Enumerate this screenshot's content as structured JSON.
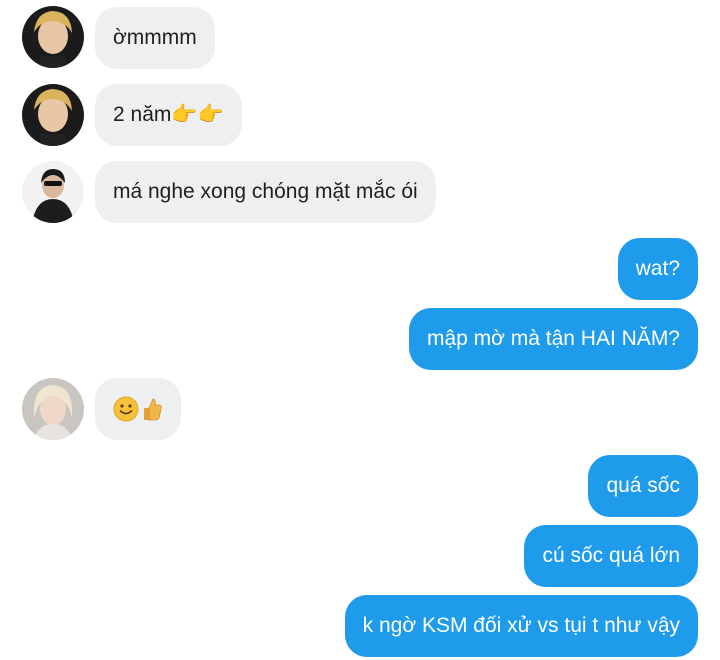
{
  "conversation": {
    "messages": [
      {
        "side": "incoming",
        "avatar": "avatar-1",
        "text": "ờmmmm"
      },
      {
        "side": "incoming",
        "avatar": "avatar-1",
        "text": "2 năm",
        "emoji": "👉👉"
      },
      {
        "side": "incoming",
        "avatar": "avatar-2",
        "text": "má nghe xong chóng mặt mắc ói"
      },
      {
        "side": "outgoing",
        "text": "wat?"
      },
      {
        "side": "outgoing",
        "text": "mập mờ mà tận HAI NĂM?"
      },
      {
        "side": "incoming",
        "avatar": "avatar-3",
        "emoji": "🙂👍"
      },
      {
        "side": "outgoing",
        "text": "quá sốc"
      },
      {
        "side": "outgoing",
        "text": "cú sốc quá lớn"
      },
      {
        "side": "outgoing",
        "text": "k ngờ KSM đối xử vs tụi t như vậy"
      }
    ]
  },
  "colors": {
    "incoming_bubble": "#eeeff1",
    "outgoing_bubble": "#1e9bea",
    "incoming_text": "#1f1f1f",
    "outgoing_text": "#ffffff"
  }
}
...
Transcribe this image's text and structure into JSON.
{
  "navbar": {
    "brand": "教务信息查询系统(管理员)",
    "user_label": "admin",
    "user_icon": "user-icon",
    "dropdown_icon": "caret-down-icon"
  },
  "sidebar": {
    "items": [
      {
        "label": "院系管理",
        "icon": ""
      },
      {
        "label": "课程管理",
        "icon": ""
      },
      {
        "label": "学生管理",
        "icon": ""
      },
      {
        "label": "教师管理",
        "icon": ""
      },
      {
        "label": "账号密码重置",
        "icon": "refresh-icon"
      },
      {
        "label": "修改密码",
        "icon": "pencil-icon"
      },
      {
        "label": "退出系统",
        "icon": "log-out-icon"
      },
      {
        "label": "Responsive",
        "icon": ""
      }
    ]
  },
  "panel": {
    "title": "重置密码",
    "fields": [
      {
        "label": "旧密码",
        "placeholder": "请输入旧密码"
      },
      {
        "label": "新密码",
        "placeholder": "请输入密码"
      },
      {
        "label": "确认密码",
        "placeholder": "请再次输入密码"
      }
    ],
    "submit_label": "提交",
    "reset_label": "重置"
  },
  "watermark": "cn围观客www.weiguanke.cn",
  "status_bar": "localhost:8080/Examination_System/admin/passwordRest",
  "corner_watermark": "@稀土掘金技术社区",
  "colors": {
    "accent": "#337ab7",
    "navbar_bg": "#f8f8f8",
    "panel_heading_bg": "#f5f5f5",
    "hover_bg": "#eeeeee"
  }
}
==
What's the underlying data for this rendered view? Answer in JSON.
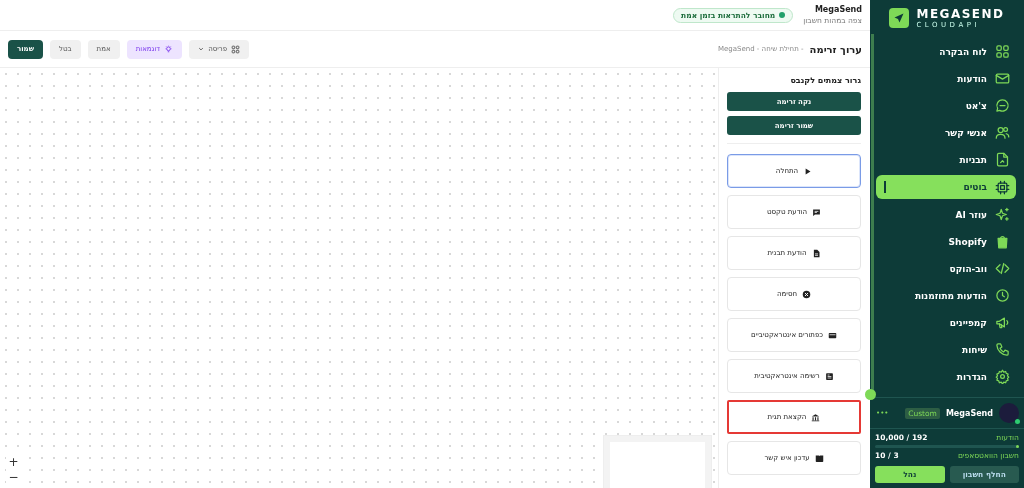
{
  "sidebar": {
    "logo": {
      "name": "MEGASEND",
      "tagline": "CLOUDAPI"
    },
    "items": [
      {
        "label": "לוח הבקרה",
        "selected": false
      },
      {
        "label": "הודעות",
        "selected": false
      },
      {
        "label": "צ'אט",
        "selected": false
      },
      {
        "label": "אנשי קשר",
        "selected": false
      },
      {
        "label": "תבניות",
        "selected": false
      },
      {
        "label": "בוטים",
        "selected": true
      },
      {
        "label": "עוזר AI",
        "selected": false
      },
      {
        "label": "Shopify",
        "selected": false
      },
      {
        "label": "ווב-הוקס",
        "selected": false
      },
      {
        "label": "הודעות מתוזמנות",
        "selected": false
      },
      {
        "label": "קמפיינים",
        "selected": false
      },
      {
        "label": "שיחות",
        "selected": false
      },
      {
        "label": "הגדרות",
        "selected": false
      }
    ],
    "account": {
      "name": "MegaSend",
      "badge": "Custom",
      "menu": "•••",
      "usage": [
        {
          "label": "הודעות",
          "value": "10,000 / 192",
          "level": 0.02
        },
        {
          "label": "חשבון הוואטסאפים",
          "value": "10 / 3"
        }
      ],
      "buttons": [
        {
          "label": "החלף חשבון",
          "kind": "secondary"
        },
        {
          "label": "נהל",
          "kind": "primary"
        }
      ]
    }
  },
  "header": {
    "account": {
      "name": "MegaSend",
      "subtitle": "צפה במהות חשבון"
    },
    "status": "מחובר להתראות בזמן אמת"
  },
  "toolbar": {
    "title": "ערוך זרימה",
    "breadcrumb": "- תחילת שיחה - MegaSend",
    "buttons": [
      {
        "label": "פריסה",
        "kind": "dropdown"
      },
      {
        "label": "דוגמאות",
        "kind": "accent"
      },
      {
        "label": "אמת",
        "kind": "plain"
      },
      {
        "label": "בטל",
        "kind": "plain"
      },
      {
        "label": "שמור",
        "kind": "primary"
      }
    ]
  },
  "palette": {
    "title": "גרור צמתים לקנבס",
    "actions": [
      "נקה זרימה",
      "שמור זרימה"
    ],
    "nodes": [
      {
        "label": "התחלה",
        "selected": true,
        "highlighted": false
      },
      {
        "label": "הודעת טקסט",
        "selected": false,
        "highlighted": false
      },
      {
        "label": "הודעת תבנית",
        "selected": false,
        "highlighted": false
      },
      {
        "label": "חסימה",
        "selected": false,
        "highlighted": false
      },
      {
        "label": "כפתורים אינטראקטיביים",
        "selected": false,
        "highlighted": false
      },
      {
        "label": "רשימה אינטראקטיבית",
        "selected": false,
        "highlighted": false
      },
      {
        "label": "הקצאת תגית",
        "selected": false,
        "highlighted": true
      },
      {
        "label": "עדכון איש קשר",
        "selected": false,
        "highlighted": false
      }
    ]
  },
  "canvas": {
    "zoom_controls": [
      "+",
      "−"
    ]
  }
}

__Problem statement__
From the entries above, collect every line with the string "avatar" in it.

__Response to this task__
        "avatar": "avatar-1",
        "avatar": "avatar-1",
        "avatar": "avatar-2",
        "avatar": "avatar-3",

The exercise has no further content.